#### AIM:
In the thread about switching Envoy from http-parser to llhttp, what share of the http1 codec tests does the most helpful comment report as passing?

Envoy: Switch from http-parser to llhttp

Created on 29 Nov 2018 · 55Comments · Source: envoyproxy/envoy

Apparently, http_parser is abandonware and node.js started work on a switching to llhttp.

cc @alyssawilk @htuch @mattklein123

aresecurity no stalebot priorithigh tech debt

Source

PiotrSikora

👍1

Most helpful comment

So far I have 73% of http1 codec tests passing, working through them. llhttp introduces slight deviations - stricter header parsing (i.e. this block is no longer required), slightly different handling of upgrade, etc.

Also, I'm going to do the URL utility library as a separate change if no one beats me to it. My updated branch leaves that as is for now.

derekargueta on 31 Oct 2019

👍3

All 55 comments

One concern around llhttp is it uses https://github.com/indutny/llparse and a bunch of TypeScript. I don't want to go down the language war path, but it's probably worth considering the increased build complexity (Bazelifying llparser and dependencies) and developer impedance matching when making the call. All things being equal, I'm a fan of higher level solutions to parsing, but switching to this is not totally obvious.

htuch on 29 Nov 2018

Well, the auto-generated llhttp was just added to node.js as the experimental-http-parser, and node.js is/was the only thing keeping the hand-written http-parser on a life-support, so the decision might be forced upon us sooner rather than later... I don't have a strong opinion until then.

As for the extra build-time dependencies, we just need the generated C code, see: https://github.com/indutny/llhttp/issues/10.

PiotrSikora on 29 Nov 2018

If I could be of any help, please do not hesitate to ask me directly.

indutny on 29 Nov 2018

🎉1

@indutny would you mind filing a tracking bug for the migration over on the node.js so interested envoy developers can follow it? If we opt to migrate we'd probably swap shortly after you, and if we don't it's still important to know when node.js stops using http_parser from a security perspective, so it's good to know either way :-)

alyssawilk on 29 Nov 2018

My opinion on this is that we should take a wait and see approach. TBH, HTTP/1.1 at this layer is basically done. I don't really see what changes we would need to make.

mattklein123 on 29 Nov 2018

@alyssawilk https://github.com/nodejs/node/issues/24730 - This might do.

indutny on 29 Nov 2018

👍1

This issue has been automatically marked as stale because it has not had activity in the last 30 days. It will be closed in the next 7 days unless it is tagged "help wanted" or other activity occurs. Thank you for your contributions.

stale[bot] on 10 Feb 2019

This issue has been automatically closed because it has not had activity in the last 37 days. If this issue is still valid, please ping a maintainer and ask them to label it as "help wanted". Thank you for your contributions.

stale[bot] on 17 Feb 2019

Reopening in light of https://github.com/envoyproxy/envoy/issues/6434. Since we didn't get any response from Node.JS security WG when reporting, it seems that http-parser should be considered unsupported. The community did drive a fix when we went public, see https://github.com/nodejs/http-parser/issues/468.

#### DATA PROVIDED:

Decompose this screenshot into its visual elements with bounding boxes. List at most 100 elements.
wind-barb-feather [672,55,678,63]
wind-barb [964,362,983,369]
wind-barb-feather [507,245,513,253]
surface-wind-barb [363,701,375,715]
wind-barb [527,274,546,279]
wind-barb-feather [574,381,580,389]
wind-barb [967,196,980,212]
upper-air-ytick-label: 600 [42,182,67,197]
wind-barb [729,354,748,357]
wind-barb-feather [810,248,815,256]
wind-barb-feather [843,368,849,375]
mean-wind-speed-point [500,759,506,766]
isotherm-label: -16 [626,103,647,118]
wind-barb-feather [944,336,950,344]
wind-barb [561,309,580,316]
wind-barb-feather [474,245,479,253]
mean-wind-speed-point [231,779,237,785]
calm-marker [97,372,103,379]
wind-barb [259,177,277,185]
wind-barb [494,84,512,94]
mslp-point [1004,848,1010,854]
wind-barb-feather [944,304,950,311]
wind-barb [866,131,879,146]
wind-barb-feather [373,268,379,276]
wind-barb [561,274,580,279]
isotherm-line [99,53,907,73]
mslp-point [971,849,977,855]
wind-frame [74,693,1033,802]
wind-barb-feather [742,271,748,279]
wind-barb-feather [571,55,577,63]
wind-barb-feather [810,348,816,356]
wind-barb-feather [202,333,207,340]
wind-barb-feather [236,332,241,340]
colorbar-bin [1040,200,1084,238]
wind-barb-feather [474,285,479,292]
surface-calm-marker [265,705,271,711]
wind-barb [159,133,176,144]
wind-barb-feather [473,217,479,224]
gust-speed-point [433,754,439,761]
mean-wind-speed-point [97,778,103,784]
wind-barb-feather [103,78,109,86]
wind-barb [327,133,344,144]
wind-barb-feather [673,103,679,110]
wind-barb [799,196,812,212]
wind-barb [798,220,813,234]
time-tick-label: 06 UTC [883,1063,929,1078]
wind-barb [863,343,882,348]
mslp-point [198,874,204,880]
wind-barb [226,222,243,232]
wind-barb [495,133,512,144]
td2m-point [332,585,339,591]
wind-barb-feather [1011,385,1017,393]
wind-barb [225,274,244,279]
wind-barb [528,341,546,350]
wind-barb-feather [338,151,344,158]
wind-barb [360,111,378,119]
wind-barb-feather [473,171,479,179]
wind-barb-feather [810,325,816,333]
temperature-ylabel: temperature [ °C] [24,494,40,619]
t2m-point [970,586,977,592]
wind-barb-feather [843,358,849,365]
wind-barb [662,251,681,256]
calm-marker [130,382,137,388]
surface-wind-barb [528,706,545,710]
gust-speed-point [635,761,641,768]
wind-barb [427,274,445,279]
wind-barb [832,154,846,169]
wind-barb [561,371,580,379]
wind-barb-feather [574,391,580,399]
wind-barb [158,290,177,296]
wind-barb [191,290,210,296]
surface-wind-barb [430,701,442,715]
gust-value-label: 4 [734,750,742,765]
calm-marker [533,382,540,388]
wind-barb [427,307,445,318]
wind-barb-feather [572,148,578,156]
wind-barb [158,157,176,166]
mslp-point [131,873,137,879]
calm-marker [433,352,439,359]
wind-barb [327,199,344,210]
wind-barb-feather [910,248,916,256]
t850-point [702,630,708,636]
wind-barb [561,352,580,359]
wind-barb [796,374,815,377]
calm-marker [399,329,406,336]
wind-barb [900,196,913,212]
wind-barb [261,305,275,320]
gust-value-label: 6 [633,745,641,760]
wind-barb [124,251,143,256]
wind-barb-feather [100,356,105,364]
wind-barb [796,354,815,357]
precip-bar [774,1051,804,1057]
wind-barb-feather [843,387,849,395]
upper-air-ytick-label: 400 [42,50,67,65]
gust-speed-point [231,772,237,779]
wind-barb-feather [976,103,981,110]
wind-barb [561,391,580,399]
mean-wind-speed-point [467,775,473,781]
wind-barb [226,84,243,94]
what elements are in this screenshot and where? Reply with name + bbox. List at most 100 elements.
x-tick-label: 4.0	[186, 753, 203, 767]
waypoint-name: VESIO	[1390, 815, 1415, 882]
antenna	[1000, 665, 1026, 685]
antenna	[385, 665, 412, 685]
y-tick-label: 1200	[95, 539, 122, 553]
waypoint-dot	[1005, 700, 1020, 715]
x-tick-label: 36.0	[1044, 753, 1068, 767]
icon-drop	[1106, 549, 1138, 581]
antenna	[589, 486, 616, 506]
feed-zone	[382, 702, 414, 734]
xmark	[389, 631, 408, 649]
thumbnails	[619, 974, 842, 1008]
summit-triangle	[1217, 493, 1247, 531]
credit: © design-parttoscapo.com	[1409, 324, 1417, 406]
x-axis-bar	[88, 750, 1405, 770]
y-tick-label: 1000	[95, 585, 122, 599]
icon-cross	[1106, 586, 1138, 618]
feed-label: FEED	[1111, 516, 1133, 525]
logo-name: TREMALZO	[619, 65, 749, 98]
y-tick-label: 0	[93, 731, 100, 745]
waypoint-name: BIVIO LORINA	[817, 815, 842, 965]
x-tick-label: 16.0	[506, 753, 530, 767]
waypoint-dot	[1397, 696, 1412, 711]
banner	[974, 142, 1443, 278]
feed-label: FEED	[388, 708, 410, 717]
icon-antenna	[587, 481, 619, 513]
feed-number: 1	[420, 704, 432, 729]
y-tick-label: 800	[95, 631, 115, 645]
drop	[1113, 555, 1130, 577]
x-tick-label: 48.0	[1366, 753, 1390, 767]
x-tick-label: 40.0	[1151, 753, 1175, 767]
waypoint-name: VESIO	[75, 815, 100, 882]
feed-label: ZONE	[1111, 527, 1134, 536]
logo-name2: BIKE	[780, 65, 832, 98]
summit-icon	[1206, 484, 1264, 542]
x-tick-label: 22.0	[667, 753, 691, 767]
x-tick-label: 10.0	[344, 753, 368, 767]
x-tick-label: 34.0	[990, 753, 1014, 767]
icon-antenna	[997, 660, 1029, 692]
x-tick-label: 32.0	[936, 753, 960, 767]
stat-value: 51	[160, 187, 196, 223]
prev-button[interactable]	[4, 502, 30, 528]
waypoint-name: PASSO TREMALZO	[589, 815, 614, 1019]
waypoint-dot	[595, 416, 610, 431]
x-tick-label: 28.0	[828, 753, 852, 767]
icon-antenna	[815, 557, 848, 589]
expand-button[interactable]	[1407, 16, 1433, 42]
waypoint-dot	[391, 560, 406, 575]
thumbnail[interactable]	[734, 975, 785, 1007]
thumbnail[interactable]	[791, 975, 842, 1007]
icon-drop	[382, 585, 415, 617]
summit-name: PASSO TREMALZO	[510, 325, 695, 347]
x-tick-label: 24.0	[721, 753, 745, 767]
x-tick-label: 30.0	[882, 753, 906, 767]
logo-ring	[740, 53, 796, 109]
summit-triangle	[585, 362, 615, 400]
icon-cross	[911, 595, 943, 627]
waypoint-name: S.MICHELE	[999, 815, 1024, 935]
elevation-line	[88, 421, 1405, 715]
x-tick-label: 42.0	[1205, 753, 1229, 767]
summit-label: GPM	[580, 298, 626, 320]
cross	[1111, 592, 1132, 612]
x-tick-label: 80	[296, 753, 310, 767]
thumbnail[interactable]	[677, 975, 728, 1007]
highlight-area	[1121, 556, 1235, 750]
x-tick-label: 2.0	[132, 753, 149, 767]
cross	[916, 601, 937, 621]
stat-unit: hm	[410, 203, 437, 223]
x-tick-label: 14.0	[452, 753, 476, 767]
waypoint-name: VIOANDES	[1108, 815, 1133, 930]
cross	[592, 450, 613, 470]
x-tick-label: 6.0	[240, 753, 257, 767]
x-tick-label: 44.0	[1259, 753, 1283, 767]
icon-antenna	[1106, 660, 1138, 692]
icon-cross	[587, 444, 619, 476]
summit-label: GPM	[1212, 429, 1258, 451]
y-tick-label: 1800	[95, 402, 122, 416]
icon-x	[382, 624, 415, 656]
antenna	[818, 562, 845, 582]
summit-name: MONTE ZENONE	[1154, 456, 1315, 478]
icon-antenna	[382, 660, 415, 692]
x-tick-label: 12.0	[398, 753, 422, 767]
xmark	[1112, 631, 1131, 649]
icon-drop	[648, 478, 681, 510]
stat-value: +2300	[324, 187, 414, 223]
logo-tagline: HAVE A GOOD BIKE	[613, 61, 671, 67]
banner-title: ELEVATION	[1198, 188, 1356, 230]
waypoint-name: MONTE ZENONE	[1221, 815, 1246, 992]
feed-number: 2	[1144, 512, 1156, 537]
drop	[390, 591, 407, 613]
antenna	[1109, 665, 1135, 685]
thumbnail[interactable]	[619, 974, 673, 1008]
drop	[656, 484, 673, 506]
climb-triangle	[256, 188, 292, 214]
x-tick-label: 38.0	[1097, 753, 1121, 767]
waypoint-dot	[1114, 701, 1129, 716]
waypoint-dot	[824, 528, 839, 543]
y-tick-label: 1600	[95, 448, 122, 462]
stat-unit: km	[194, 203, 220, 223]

#### SOLUTION BELOW:
73%